Written request » Below is a listing. Gather each line of it that contains "GALLOWAY".

Records »
%%

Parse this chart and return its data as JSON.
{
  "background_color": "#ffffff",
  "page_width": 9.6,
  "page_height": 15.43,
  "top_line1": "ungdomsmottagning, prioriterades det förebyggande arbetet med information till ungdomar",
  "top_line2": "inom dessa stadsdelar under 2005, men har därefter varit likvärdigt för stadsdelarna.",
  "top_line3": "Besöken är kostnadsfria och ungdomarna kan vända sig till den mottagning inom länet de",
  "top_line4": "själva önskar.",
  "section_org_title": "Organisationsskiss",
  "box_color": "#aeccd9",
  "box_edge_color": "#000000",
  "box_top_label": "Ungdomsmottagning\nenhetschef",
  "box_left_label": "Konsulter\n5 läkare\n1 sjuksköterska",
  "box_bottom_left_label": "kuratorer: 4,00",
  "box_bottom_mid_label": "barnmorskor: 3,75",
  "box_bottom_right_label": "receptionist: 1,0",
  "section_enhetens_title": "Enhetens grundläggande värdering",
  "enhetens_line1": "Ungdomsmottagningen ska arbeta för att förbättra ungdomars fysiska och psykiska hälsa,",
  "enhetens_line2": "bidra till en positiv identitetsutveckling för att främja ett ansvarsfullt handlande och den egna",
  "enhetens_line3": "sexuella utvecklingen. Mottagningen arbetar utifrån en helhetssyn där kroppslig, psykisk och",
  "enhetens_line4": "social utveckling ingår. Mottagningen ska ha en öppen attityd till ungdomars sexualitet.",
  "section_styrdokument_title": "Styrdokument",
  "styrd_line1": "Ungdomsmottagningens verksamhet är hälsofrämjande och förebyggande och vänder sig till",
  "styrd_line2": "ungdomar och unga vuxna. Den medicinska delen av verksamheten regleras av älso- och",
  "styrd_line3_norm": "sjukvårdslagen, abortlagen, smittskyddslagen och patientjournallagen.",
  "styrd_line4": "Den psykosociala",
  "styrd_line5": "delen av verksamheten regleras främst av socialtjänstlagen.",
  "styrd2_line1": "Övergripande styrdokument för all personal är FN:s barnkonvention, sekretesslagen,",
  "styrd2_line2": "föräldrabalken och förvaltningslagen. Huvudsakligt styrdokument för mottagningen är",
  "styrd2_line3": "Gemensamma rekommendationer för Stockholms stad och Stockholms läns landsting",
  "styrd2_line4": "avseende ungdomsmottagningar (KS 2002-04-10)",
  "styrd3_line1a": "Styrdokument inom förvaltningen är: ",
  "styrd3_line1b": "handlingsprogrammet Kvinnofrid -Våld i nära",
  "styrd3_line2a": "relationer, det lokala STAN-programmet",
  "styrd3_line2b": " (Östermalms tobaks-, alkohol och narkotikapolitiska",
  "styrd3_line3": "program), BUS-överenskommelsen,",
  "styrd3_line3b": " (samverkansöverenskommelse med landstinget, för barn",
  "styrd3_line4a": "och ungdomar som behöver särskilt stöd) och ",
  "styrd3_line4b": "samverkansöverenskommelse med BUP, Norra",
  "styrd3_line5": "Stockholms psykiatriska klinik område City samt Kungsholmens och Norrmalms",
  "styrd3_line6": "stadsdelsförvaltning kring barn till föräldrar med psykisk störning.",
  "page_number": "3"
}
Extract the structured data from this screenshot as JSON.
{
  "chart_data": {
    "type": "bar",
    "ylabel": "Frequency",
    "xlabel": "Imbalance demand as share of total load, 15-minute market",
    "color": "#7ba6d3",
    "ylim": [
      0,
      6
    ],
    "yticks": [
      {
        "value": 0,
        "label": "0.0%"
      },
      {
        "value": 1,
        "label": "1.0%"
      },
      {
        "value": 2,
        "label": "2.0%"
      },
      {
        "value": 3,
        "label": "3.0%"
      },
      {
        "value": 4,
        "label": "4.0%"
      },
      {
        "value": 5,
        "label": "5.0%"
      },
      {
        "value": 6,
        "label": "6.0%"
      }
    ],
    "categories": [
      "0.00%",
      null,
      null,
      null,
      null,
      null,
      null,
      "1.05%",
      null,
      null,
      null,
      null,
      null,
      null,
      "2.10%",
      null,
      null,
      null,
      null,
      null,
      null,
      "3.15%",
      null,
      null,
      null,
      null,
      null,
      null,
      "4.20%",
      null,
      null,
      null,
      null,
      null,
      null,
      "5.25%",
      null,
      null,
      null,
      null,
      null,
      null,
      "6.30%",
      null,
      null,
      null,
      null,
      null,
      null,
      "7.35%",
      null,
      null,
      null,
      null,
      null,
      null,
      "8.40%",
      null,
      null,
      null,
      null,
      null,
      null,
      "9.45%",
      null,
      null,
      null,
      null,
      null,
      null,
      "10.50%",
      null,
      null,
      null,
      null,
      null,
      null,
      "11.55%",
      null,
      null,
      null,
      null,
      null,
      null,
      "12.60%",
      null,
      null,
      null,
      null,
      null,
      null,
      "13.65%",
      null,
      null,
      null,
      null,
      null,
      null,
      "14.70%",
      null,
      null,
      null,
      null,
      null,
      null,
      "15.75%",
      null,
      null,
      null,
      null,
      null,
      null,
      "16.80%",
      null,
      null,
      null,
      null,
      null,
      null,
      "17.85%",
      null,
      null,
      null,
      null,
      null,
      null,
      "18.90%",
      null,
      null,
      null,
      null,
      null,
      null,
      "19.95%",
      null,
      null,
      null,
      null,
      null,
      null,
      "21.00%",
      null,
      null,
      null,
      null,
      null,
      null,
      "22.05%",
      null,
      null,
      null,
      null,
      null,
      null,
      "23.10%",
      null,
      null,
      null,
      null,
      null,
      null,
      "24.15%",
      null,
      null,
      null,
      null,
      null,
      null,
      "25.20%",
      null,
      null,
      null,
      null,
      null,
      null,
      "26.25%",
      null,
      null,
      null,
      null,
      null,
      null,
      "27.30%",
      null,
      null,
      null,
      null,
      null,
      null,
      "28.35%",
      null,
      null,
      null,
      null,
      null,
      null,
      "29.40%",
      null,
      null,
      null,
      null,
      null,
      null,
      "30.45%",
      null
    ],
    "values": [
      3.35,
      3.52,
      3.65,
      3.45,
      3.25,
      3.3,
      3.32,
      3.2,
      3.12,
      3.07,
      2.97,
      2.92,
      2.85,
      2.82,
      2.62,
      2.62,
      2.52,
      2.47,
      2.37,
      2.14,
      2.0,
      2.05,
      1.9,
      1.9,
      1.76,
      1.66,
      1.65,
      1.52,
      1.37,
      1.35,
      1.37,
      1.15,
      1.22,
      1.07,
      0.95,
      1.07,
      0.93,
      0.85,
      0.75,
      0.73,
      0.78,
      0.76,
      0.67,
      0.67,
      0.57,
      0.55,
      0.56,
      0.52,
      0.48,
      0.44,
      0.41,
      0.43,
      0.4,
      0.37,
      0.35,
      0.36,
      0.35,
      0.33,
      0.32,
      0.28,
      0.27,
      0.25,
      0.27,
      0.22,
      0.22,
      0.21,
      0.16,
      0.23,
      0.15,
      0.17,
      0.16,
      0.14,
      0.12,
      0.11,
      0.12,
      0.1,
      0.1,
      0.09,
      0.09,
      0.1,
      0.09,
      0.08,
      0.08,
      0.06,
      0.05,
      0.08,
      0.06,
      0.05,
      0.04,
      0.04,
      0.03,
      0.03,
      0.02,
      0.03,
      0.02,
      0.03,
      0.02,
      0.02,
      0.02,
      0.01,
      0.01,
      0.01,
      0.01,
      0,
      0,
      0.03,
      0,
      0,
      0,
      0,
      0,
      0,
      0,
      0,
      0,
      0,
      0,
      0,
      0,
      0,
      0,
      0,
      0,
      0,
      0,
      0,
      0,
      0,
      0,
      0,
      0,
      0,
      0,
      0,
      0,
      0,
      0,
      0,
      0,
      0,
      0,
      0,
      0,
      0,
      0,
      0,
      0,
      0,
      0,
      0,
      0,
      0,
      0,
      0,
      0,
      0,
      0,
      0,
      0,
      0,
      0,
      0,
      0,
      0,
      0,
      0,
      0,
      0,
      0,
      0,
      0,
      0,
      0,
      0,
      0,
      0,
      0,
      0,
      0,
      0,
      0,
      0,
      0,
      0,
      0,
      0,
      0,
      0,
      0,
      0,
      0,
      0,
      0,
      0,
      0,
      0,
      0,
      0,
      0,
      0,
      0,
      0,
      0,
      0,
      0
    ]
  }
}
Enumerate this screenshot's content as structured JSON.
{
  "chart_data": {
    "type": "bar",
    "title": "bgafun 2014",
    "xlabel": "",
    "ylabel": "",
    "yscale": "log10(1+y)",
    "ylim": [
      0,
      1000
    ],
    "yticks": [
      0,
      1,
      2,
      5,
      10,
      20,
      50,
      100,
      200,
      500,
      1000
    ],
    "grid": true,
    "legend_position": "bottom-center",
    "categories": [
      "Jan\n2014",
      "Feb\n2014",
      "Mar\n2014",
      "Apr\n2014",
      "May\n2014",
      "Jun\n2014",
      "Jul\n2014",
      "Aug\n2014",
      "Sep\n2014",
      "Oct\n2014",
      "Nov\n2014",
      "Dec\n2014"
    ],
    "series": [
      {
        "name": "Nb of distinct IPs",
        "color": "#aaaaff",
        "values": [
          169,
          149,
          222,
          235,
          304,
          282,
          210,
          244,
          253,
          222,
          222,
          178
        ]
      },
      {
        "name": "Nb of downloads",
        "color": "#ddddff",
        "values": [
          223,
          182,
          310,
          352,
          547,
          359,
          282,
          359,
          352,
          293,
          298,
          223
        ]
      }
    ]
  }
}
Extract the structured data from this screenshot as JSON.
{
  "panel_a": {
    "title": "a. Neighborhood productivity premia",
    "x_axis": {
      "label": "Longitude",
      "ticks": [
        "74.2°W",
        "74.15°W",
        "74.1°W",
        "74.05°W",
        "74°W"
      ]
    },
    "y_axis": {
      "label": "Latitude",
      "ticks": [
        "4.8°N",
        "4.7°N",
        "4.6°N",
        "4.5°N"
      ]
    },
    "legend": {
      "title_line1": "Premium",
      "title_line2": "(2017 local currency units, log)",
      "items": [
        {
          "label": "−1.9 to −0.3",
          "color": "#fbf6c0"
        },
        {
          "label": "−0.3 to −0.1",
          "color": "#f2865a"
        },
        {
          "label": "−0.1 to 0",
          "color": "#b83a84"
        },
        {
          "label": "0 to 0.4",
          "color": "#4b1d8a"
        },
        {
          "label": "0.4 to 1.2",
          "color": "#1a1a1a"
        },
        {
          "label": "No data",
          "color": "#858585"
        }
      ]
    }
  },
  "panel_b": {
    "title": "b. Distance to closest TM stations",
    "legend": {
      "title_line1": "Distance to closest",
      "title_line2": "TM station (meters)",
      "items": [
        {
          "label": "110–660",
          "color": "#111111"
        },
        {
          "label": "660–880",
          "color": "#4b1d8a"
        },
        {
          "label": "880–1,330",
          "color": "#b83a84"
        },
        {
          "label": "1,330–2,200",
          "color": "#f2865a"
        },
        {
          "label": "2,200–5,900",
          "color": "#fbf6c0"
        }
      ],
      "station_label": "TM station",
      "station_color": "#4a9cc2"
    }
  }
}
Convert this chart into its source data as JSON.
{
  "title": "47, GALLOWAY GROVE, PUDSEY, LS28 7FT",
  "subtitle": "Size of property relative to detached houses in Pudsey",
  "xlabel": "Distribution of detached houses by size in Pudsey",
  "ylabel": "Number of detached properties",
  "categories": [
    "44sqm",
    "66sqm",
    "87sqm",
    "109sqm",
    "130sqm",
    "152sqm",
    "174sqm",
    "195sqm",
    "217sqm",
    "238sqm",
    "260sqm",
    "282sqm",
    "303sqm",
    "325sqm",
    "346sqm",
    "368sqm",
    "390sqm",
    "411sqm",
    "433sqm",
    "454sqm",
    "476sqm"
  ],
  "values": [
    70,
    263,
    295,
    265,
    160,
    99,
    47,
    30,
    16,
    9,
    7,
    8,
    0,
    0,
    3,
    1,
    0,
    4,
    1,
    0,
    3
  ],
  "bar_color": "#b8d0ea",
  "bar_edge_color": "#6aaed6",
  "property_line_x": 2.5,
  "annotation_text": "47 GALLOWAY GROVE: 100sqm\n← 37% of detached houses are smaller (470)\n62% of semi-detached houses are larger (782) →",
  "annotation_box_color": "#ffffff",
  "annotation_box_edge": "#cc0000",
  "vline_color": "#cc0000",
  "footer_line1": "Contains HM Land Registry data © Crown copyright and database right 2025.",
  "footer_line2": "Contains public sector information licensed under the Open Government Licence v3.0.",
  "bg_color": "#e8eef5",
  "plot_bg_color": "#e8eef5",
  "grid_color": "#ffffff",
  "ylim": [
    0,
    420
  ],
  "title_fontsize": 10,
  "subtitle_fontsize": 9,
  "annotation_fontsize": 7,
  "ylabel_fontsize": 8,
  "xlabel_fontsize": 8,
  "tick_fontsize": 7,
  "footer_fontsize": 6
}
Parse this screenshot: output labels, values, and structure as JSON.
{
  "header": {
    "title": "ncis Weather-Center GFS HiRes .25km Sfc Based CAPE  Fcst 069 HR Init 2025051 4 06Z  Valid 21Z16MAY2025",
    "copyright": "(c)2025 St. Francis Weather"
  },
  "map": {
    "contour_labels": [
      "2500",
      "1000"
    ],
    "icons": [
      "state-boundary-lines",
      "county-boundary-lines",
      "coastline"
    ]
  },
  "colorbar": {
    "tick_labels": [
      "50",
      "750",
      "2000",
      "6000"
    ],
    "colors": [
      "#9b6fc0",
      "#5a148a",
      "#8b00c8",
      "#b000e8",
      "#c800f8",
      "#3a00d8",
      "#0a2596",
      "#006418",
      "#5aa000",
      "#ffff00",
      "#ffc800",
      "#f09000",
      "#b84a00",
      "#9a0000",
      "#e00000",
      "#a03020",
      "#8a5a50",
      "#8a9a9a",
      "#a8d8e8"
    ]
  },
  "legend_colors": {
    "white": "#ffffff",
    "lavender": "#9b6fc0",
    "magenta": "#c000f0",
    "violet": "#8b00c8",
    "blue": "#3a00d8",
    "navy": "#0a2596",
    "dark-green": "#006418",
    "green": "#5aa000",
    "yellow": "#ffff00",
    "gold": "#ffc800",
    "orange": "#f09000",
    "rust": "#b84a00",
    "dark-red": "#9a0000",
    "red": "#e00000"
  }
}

%%

Correct result »
  "title": "47, GALLOWAY GROVE, PUDSEY, LS28 7FT",
  "annotation_text": "47 GALLOWAY GROVE: 100sqm\n← 37% of detached houses are smaller (470)\n62% of semi-detached houses are larger (782) →",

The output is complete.